# [Written exercise]
Only a number is wanted: how many lines of the entries include the string "Local"?

══════════════════════════════

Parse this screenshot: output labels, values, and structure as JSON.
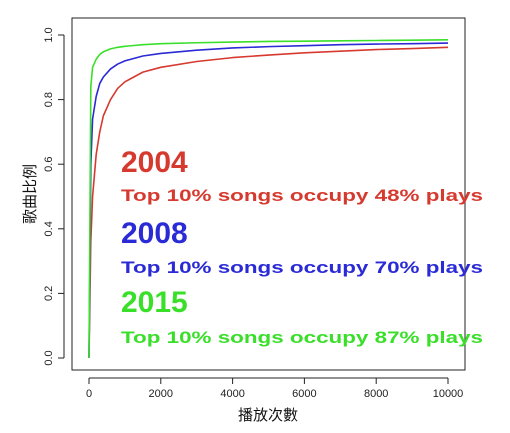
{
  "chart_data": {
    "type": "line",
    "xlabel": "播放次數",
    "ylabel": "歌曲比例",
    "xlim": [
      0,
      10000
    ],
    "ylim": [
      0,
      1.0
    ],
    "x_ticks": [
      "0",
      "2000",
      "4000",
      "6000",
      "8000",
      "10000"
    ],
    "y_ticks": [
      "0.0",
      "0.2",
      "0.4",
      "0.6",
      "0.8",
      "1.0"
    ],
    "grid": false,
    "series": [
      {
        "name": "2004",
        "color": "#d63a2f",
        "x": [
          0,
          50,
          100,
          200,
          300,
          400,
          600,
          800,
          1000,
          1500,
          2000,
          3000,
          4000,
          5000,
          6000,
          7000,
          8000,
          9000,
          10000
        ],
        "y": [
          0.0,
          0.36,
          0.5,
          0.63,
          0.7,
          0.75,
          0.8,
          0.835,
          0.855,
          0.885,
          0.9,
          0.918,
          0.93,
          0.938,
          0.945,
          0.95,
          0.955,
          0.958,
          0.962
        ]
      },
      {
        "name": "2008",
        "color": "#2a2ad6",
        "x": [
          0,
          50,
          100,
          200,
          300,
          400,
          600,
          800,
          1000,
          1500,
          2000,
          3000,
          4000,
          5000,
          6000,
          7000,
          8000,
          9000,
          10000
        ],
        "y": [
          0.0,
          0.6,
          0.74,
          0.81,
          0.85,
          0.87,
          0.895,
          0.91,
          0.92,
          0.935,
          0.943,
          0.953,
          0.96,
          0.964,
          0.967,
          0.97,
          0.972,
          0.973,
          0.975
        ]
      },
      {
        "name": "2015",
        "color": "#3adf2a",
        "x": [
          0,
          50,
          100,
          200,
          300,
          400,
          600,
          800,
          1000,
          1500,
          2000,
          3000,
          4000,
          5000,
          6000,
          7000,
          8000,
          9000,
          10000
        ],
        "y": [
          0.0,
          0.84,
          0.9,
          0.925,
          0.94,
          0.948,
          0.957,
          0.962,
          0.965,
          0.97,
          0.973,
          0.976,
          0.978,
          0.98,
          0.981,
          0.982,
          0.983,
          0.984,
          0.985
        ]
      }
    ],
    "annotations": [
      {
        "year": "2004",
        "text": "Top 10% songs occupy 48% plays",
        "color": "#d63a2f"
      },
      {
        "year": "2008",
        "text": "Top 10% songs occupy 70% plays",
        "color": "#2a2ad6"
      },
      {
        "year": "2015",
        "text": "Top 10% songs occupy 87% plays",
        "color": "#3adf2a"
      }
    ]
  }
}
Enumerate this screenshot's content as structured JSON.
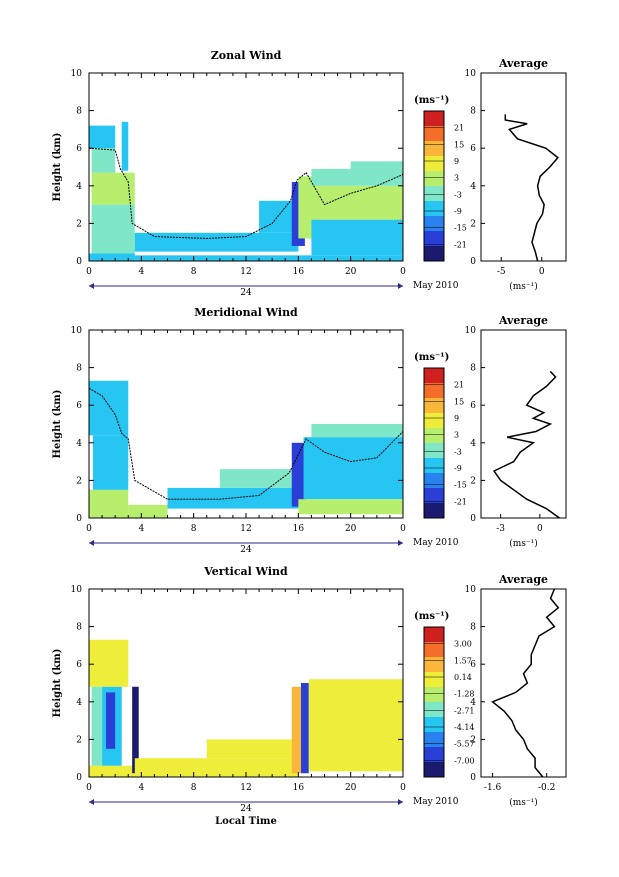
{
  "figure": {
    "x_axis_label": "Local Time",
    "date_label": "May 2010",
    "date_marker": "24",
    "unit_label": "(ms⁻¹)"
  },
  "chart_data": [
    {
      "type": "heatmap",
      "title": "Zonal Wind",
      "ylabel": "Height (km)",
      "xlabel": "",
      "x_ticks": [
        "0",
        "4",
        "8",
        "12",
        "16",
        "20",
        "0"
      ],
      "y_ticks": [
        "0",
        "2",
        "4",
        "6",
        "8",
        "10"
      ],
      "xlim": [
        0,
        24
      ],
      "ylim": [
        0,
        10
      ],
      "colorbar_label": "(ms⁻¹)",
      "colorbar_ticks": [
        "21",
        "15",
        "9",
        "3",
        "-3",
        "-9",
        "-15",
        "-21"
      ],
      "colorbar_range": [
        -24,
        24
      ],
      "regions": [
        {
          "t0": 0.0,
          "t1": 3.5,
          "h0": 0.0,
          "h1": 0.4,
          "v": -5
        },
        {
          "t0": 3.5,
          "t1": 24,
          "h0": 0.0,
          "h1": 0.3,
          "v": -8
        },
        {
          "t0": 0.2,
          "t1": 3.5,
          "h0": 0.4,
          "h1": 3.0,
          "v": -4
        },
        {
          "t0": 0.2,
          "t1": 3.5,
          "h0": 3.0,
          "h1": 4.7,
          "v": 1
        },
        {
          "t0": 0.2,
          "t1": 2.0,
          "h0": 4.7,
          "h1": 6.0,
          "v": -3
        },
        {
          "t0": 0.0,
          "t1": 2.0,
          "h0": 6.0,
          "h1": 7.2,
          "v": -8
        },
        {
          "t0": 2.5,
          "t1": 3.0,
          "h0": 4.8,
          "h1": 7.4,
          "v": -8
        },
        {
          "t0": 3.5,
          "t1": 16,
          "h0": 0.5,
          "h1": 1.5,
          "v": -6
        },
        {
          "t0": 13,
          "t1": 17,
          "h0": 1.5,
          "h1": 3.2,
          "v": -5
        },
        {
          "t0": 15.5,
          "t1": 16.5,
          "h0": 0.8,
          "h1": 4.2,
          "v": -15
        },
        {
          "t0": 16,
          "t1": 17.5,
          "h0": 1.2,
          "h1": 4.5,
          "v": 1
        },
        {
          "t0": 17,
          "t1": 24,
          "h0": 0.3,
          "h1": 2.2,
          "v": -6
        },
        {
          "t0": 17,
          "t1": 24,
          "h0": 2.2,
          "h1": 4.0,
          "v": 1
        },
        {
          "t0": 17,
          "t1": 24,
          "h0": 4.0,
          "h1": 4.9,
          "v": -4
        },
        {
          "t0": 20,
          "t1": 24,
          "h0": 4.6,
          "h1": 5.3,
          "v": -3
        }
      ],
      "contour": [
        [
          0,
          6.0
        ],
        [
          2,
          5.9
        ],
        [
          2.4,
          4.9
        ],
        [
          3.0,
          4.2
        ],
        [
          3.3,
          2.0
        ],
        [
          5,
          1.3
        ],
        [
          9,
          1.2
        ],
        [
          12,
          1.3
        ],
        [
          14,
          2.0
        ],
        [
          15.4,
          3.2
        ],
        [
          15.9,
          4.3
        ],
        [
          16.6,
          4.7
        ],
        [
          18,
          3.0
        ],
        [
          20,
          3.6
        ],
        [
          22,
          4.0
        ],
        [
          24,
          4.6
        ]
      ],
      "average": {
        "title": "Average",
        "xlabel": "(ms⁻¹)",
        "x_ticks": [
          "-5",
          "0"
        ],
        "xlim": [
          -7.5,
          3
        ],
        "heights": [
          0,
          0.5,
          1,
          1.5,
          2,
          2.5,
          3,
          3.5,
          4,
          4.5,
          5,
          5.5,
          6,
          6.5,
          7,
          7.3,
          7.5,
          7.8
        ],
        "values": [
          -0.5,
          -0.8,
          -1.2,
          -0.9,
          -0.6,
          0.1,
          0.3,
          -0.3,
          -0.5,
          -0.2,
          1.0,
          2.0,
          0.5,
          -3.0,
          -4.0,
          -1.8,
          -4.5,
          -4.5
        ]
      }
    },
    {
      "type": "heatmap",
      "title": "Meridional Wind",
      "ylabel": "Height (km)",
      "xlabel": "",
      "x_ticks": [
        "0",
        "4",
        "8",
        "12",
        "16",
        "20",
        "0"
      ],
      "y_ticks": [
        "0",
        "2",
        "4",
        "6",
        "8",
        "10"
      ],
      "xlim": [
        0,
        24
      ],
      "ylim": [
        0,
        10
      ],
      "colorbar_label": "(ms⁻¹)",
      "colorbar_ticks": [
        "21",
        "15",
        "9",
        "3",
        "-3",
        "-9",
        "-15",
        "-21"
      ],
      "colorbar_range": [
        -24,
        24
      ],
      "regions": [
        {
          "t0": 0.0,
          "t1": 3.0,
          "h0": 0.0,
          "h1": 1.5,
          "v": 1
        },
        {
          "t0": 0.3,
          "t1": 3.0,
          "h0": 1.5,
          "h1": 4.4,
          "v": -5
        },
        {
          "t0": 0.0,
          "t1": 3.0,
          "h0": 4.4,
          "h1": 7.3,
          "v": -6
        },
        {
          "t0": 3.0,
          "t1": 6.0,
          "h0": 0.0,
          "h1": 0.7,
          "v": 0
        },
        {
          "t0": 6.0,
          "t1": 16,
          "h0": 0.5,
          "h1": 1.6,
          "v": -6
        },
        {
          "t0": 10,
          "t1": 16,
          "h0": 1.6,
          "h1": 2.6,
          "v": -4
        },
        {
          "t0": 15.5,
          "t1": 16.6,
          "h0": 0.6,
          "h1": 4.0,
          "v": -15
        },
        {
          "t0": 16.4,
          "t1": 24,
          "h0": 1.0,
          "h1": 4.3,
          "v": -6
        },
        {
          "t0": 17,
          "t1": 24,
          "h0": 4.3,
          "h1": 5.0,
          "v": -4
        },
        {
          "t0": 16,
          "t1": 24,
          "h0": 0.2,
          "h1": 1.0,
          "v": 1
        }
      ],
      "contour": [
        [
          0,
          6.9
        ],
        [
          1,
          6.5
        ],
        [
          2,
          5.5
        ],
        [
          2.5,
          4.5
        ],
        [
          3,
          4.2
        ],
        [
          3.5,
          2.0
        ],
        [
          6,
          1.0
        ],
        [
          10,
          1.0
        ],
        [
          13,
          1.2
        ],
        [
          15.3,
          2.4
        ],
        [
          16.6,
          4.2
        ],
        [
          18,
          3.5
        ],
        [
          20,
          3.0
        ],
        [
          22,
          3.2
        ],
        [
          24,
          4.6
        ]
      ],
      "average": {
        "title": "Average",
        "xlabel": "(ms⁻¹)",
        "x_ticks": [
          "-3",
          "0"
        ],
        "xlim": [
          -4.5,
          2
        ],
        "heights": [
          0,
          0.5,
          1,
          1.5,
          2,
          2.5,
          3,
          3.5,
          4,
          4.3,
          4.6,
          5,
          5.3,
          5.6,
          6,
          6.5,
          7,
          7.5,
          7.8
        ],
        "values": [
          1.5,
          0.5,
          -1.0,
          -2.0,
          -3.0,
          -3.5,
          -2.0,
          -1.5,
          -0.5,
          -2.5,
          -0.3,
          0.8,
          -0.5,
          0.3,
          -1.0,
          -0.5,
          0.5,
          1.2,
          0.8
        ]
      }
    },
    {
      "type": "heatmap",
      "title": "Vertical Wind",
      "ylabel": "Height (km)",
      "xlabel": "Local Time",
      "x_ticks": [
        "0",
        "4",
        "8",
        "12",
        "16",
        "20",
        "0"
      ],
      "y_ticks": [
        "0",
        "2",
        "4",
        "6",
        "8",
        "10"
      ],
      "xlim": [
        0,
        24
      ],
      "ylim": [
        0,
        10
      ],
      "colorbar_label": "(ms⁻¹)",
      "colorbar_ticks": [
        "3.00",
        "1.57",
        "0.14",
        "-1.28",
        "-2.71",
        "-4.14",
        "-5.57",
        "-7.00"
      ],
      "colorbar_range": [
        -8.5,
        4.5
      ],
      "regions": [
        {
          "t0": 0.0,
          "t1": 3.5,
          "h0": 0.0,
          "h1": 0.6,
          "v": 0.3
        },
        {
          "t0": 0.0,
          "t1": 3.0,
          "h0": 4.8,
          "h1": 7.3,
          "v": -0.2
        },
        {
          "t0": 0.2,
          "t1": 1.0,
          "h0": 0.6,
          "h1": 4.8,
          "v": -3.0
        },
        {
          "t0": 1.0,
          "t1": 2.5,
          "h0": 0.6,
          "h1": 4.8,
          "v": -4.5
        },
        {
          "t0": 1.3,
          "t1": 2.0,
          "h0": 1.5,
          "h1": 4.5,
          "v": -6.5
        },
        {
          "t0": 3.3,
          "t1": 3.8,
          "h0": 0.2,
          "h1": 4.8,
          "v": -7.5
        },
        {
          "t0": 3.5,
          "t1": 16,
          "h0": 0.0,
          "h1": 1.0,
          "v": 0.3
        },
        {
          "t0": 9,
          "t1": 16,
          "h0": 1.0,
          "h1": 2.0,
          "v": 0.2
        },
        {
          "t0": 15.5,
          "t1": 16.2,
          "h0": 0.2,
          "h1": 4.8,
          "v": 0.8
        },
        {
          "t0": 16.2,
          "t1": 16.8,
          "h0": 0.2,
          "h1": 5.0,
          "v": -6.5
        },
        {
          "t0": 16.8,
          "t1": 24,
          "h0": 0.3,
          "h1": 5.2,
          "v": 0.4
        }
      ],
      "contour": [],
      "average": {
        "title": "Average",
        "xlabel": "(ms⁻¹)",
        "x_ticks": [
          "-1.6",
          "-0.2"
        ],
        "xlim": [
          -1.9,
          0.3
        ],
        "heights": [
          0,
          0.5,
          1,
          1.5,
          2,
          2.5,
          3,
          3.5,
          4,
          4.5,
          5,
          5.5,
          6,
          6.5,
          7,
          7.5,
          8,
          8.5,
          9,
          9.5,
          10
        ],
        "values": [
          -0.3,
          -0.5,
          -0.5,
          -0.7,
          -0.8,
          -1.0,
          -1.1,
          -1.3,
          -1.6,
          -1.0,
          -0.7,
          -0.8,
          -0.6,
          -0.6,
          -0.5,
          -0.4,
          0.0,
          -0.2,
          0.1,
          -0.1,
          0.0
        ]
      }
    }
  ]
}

══════════════════════════════

# [Output]
2